(Items from a data source):
§ §
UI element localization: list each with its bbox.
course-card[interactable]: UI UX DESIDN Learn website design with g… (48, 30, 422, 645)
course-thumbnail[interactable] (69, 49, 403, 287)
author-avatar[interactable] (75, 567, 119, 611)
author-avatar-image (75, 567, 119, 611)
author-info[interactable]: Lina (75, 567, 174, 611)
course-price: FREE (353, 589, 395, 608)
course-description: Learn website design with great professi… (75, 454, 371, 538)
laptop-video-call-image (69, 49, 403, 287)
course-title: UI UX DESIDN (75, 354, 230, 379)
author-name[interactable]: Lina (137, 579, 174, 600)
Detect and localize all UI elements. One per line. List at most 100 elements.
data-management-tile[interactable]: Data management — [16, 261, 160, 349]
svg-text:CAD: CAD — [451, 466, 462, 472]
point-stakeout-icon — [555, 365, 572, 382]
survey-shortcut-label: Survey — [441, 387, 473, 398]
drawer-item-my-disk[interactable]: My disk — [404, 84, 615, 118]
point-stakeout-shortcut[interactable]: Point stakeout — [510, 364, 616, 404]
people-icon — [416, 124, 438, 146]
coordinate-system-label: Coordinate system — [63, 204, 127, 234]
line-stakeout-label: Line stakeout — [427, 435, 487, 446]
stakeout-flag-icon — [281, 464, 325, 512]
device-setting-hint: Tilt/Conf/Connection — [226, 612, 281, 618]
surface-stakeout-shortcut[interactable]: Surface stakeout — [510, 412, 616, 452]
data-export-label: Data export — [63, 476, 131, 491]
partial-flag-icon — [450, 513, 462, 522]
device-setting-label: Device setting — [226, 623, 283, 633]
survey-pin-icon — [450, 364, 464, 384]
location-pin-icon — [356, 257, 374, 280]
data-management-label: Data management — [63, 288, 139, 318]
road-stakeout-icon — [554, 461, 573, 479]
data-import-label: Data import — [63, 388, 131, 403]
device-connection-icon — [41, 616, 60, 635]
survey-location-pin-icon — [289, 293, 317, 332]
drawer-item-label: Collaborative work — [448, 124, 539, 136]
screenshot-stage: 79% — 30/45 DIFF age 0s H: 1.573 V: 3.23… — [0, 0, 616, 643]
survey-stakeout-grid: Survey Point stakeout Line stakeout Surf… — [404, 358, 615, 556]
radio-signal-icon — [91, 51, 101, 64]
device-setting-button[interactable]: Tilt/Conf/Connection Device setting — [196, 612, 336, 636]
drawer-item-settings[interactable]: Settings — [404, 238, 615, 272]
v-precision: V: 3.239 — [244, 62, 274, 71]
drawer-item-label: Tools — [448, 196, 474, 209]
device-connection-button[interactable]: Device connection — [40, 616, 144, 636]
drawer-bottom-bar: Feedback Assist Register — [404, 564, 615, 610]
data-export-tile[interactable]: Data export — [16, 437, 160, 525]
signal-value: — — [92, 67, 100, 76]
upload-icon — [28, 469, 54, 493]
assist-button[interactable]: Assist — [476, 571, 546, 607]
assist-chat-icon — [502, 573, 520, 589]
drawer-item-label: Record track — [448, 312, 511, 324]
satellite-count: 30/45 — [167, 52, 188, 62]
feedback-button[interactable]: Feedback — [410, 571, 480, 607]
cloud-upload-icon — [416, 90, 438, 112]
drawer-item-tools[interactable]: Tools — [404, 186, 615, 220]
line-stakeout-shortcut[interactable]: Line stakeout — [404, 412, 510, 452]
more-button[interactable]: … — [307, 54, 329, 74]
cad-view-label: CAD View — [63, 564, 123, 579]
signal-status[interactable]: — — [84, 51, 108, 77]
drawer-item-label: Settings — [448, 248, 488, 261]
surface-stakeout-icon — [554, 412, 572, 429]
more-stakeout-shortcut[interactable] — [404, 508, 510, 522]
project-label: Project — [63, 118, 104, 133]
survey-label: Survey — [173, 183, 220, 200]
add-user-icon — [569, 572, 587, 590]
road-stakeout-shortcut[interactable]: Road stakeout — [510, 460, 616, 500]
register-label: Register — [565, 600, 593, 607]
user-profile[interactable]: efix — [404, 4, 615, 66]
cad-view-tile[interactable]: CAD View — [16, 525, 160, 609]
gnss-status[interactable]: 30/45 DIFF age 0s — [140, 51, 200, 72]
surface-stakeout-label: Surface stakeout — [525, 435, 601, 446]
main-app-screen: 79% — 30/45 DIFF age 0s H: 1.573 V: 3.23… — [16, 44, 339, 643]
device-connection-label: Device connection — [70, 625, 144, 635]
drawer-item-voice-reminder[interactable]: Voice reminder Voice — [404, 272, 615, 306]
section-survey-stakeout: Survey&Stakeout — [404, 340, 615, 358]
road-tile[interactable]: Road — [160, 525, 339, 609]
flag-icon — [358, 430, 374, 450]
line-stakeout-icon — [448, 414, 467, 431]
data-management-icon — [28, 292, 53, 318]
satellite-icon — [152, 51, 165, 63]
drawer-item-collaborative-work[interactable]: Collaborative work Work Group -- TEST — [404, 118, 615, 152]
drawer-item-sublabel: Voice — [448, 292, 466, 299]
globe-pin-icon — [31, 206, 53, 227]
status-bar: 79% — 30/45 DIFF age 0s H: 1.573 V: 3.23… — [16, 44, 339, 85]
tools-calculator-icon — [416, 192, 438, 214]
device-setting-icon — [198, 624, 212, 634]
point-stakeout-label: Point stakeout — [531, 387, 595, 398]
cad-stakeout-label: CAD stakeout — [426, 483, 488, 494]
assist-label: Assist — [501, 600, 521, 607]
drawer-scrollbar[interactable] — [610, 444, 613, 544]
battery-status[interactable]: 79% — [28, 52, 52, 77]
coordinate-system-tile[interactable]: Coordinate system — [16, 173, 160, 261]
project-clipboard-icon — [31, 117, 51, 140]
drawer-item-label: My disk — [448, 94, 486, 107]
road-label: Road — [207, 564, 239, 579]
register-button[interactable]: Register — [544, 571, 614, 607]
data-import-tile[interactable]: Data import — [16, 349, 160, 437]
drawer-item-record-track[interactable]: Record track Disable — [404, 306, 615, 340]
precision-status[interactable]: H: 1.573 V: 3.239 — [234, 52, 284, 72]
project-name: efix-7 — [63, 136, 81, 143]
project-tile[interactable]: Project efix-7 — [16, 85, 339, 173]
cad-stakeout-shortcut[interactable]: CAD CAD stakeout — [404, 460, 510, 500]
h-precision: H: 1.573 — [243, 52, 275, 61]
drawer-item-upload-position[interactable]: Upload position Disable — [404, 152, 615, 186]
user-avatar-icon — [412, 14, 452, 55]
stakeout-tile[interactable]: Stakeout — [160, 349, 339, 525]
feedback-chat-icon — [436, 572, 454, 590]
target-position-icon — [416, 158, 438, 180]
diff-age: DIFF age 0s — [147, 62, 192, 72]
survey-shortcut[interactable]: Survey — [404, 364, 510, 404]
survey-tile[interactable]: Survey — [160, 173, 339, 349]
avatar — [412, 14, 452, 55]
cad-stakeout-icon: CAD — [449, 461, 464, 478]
§ §
(STATED TASK): Reproduce the listing with every "Lina" swapped for "Nora", leaving all other text unchanged.

(PROBLEM SOLUTION):
UI element localization: list each with its bbox.
course-card[interactable]: UI UX DESIDN Learn website design with g… (48, 30, 422, 645)
course-thumbnail[interactable] (69, 49, 403, 287)
author-avatar[interactable] (75, 567, 119, 611)
author-avatar-image (75, 567, 119, 611)
author-info[interactable]: Nora (75, 567, 174, 611)
course-price: FREE (353, 589, 395, 608)
course-description: Learn website design with great professi… (75, 454, 371, 538)
laptop-video-call-image (69, 49, 403, 287)
course-title: UI UX DESIDN (75, 354, 230, 379)
author-name[interactable]: Nora (137, 579, 174, 600)
Detect and localize all UI elements. One per line. List at most 100 elements.
data-management-tile[interactable]: Data management — [16, 261, 160, 349]
svg-text:CAD: CAD — [451, 466, 462, 472]
point-stakeout-icon — [555, 365, 572, 382]
survey-shortcut-label: Survey — [441, 387, 473, 398]
drawer-item-my-disk[interactable]: My disk — [404, 84, 615, 118]
point-stakeout-shortcut[interactable]: Point stakeout — [510, 364, 616, 404]
people-icon — [416, 124, 438, 146]
coordinate-system-label: Coordinate system — [63, 204, 127, 234]
line-stakeout-label: Line stakeout — [427, 435, 487, 446]
stakeout-flag-icon — [281, 464, 325, 512]
device-setting-hint: Tilt/Conf/Connection — [226, 612, 281, 618]
surface-stakeout-shortcut[interactable]: Surface stakeout — [510, 412, 616, 452]
data-export-label: Data export — [63, 476, 131, 491]
partial-flag-icon — [450, 513, 462, 522]
device-setting-label: Device setting — [226, 623, 283, 633]
survey-pin-icon — [450, 364, 464, 384]
location-pin-icon — [356, 257, 374, 280]
data-management-label: Data management — [63, 288, 139, 318]
road-stakeout-icon — [554, 461, 573, 479]
data-import-label: Data import — [63, 388, 131, 403]
device-connection-icon — [41, 616, 60, 635]
survey-location-pin-icon — [289, 293, 317, 332]
drawer-item-label: Collaborative work — [448, 124, 539, 136]
screenshot-stage: 79% — 30/45 DIFF age 0s H: 1.573 V: 3.23… — [0, 0, 616, 643]
survey-stakeout-grid: Survey Point stakeout Line stakeout Surf… — [404, 358, 615, 556]
radio-signal-icon — [91, 51, 101, 64]
device-setting-button[interactable]: Tilt/Conf/Connection Device setting — [196, 612, 336, 636]
drawer-item-settings[interactable]: Settings — [404, 238, 615, 272]
v-precision: V: 3.239 — [244, 62, 274, 71]
drawer-item-label: Tools — [448, 196, 474, 209]
device-connection-button[interactable]: Device connection — [40, 616, 144, 636]
drawer-bottom-bar: Feedback Assist Register — [404, 564, 615, 610]
data-export-tile[interactable]: Data export — [16, 437, 160, 525]
signal-value: — — [92, 67, 100, 76]
upload-icon — [28, 469, 54, 493]
assist-button[interactable]: Assist — [476, 571, 546, 607]
assist-chat-icon — [502, 573, 520, 589]
drawer-item-label: Record track — [448, 312, 511, 324]
satellite-count: 30/45 — [167, 52, 188, 62]
feedback-button[interactable]: Feedback — [410, 571, 480, 607]
cloud-upload-icon — [416, 90, 438, 112]
drawer-item-tools[interactable]: Tools — [404, 186, 615, 220]
line-stakeout-shortcut[interactable]: Line stakeout — [404, 412, 510, 452]
more-button[interactable]: … — [307, 54, 329, 74]
cad-view-label: CAD View — [63, 564, 123, 579]
signal-status[interactable]: — — [84, 51, 108, 77]
drawer-item-label: Settings — [448, 248, 488, 261]
surface-stakeout-icon — [554, 412, 572, 429]
more-stakeout-shortcut[interactable] — [404, 508, 510, 522]
project-label: Project — [63, 118, 104, 133]
survey-label: Survey — [173, 183, 220, 200]
add-user-icon — [569, 572, 587, 590]
road-stakeout-shortcut[interactable]: Road stakeout — [510, 460, 616, 500]
register-label: Register — [565, 600, 593, 607]
user-profile[interactable]: efix — [404, 4, 615, 66]
cad-view-tile[interactable]: CAD View — [16, 525, 160, 609]
gnss-status[interactable]: 30/45 DIFF age 0s — [140, 51, 200, 72]
surface-stakeout-label: Surface stakeout — [525, 435, 601, 446]
main-app-screen: 79% — 30/45 DIFF age 0s H: 1.573 V: 3.23… — [16, 44, 339, 643]
device-connection-label: Device connection — [70, 625, 144, 635]
drawer-item-voice-reminder[interactable]: Voice reminder Voice — [404, 272, 615, 306]
section-survey-stakeout: Survey&Stakeout — [404, 340, 615, 358]
road-tile[interactable]: Road — [160, 525, 339, 609]
flag-icon — [358, 430, 374, 450]
line-stakeout-icon — [448, 414, 467, 431]
data-management-icon — [28, 292, 53, 318]
satellite-icon — [152, 51, 165, 63]
drawer-item-collaborative-work[interactable]: Collaborative work Work Group -- TEST — [404, 118, 615, 152]
drawer-item-sublabel: Voice — [448, 292, 466, 299]
globe-pin-icon — [31, 206, 53, 227]
status-bar: 79% — 30/45 DIFF age 0s H: 1.573 V: 3.23… — [16, 44, 339, 85]
tools-calculator-icon — [416, 192, 438, 214]
device-setting-icon — [198, 624, 212, 634]
point-stakeout-label: Point stakeout — [531, 387, 595, 398]
cad-stakeout-label: CAD stakeout — [426, 483, 488, 494]
assist-label: Assist — [501, 600, 521, 607]
drawer-scrollbar[interactable] — [610, 444, 613, 544]
battery-status[interactable]: 79% — [28, 52, 52, 77]
coordinate-system-tile[interactable]: Coordinate system — [16, 173, 160, 261]
project-clipboard-icon — [31, 117, 51, 140]
drawer-item-label: My disk — [448, 94, 486, 107]
road-label: Road — [207, 564, 239, 579]
register-button[interactable]: Register — [544, 571, 614, 607]
data-import-tile[interactable]: Data import — [16, 349, 160, 437]
drawer-item-record-track[interactable]: Record track Disable — [404, 306, 615, 340]
precision-status[interactable]: H: 1.573 V: 3.239 — [234, 52, 284, 72]
project-name: efix-7 — [63, 136, 81, 143]
project-tile[interactable]: Project efix-7 — [16, 85, 339, 173]
cad-stakeout-shortcut[interactable]: CAD CAD stakeout — [404, 460, 510, 500]
h-precision: H: 1.573 — [243, 52, 275, 61]
drawer-item-upload-position[interactable]: Upload position Disable — [404, 152, 615, 186]
user-avatar-icon — [412, 14, 452, 55]
stakeout-tile[interactable]: Stakeout — [160, 349, 339, 525]
feedback-chat-icon — [436, 572, 454, 590]
target-position-icon — [416, 158, 438, 180]
diff-age: DIFF age 0s — [147, 62, 192, 72]
survey-shortcut[interactable]: Survey — [404, 364, 510, 404]
survey-tile[interactable]: Survey — [160, 173, 339, 349]
avatar — [412, 14, 452, 55]
cad-stakeout-icon: CAD — [449, 461, 464, 478]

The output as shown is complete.